— Begin Provided material —
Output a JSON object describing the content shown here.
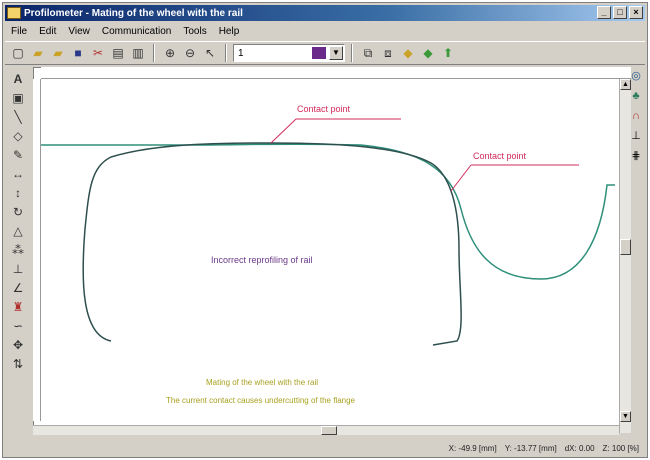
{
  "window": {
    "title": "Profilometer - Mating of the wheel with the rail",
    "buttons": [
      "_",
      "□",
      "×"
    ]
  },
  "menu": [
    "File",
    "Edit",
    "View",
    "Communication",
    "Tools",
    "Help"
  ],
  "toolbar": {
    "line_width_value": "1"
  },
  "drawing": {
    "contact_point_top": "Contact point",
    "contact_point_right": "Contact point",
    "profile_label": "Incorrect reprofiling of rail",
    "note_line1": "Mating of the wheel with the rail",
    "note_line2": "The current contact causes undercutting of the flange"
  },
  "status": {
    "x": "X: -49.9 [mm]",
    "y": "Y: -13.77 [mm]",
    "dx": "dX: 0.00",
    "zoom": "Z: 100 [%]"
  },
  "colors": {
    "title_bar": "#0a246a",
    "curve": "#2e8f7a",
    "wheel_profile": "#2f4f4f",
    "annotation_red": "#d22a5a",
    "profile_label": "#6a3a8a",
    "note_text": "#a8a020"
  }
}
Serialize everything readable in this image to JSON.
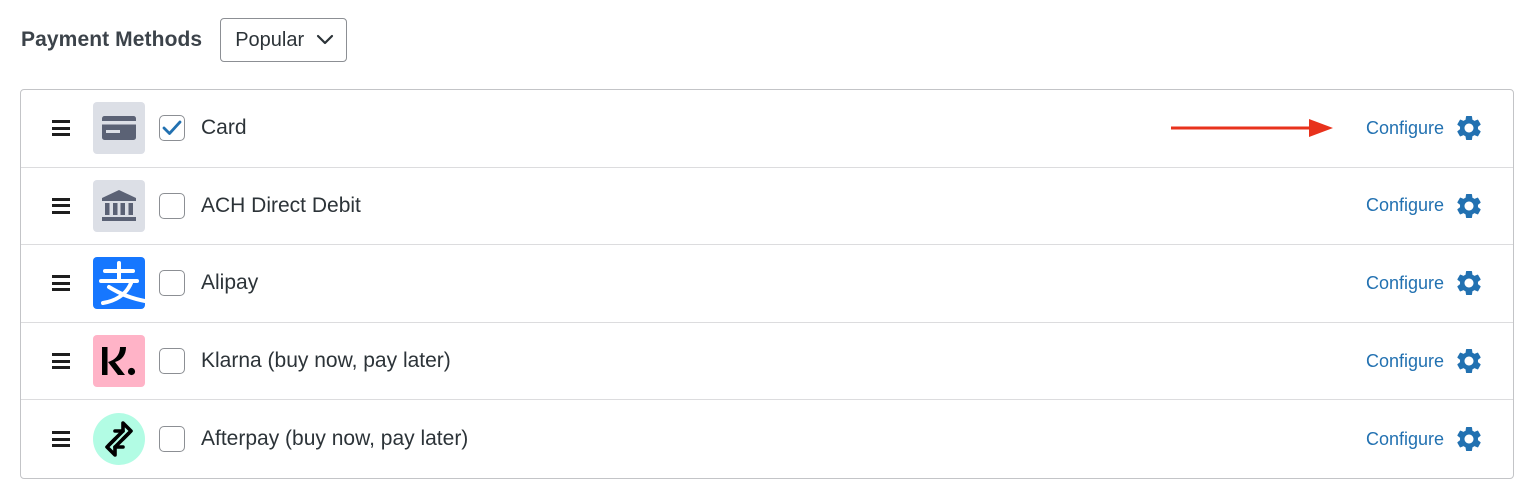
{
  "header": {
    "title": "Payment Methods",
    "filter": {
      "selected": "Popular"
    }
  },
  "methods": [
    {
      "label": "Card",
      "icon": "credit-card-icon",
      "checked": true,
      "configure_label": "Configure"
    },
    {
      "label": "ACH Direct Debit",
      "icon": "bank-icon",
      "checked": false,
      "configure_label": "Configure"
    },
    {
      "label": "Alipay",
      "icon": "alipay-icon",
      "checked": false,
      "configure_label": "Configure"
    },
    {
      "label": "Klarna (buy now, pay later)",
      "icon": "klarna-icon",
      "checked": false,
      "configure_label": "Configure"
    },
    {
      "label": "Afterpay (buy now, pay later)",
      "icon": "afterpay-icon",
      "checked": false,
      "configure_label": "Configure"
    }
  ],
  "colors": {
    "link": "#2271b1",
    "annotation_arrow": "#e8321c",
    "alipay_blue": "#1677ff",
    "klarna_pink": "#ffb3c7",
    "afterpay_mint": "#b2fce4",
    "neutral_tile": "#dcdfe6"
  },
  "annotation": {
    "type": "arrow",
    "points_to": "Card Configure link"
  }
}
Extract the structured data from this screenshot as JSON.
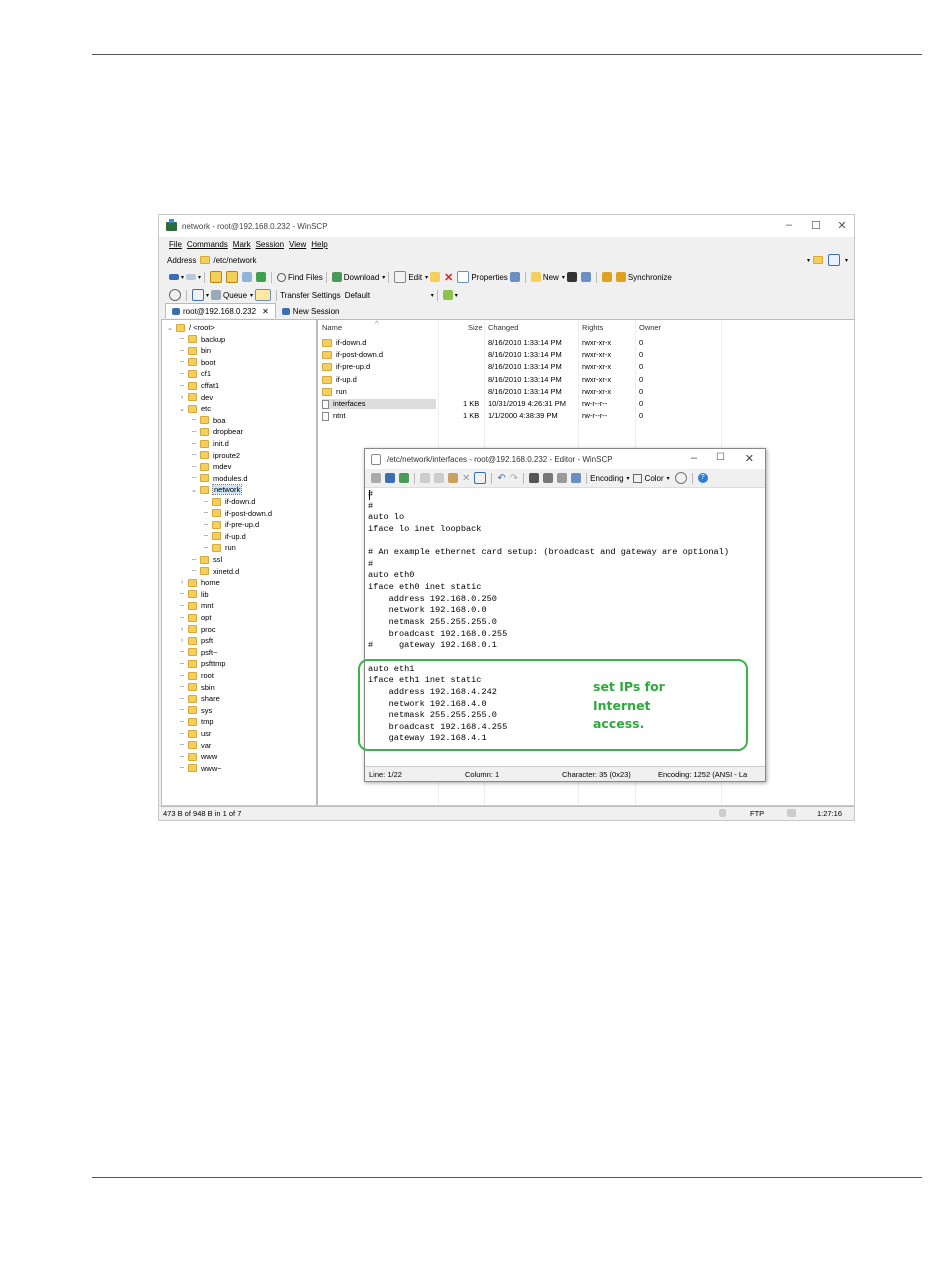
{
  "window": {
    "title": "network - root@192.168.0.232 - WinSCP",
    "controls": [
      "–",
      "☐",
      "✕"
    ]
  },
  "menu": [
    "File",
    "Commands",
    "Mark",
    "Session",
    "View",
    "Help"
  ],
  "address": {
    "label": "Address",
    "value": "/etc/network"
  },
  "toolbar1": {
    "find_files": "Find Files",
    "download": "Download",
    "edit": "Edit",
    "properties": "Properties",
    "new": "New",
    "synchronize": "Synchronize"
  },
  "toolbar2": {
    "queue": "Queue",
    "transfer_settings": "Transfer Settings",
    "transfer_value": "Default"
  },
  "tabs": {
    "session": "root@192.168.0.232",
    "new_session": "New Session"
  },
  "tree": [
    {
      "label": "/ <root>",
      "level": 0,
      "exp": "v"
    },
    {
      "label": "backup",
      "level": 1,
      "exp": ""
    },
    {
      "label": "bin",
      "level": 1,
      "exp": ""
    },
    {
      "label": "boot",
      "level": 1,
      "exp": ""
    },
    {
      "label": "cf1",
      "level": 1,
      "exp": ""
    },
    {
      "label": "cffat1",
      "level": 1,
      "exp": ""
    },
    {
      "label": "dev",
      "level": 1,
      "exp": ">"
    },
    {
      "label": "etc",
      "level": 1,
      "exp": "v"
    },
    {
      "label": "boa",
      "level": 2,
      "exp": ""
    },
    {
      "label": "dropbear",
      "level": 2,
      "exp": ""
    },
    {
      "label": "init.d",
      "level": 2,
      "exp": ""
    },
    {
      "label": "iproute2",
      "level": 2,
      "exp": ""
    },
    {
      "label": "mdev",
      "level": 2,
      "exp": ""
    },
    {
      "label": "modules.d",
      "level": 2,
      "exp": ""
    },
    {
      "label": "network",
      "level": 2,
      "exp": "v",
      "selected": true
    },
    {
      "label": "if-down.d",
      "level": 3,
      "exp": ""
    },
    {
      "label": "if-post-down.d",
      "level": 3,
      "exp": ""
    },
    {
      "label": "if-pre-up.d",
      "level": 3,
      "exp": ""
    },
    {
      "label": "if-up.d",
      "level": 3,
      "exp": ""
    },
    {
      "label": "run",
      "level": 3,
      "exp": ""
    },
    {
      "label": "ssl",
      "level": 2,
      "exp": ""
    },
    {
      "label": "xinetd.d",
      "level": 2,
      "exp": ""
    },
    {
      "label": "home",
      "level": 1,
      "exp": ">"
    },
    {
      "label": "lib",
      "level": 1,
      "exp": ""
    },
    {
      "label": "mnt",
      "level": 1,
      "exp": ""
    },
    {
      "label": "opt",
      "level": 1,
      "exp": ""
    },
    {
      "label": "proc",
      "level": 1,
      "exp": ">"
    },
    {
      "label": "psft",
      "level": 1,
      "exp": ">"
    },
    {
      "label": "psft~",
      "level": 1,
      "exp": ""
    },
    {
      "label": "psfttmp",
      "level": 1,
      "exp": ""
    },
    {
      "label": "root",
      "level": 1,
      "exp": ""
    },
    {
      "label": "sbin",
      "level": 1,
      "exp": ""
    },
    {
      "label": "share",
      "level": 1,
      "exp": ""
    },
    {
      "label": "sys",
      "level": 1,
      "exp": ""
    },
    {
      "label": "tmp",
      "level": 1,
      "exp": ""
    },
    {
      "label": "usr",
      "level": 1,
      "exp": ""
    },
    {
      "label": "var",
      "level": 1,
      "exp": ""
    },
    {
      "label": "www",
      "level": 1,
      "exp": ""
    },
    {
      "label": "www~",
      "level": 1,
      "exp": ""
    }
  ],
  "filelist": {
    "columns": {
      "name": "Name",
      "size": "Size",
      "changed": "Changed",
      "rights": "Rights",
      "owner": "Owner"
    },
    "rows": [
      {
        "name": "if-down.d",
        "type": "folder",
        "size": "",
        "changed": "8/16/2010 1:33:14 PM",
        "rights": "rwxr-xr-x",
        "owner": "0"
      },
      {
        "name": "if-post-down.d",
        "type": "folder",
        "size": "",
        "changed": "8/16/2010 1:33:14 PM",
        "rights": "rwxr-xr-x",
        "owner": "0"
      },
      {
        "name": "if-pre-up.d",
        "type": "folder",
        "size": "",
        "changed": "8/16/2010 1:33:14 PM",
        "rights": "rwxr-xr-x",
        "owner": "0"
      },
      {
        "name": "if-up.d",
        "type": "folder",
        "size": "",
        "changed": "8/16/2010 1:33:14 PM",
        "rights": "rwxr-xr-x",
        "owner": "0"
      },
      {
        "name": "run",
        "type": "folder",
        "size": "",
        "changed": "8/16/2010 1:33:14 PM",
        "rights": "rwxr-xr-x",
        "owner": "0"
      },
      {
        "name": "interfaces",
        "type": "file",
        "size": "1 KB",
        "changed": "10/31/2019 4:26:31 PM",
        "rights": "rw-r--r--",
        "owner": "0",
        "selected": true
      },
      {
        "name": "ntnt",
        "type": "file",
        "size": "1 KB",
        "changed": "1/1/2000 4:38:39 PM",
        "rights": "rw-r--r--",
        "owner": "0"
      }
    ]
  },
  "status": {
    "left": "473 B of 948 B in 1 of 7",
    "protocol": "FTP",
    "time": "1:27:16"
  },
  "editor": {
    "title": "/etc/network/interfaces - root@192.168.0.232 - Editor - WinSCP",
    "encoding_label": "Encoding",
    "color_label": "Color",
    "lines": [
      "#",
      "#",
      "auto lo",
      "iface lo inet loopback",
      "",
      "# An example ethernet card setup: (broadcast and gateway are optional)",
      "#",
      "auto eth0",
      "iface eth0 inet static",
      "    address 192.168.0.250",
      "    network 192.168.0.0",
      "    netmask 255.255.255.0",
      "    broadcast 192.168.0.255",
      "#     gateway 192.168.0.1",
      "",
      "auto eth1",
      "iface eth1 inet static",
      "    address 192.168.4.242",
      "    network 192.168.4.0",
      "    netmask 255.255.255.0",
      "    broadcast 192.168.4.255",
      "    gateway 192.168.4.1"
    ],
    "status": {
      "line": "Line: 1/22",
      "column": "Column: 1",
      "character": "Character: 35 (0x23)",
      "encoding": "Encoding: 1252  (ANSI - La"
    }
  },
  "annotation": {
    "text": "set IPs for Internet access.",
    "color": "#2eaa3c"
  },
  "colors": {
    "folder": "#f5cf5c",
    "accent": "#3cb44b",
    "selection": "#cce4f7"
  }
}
— End Provided material —
Exercise objective
Identify lines with the string "root". Copy each one.

Final result
    "title": "network - root@192.168.0.232 - WinSCP",
    "session": "root@192.168.0.232",
      "label": "/ <root>",
      "label": "root",
    "title": "/etc/network/interfaces - root@192.168.0.232 - Editor - WinSCP",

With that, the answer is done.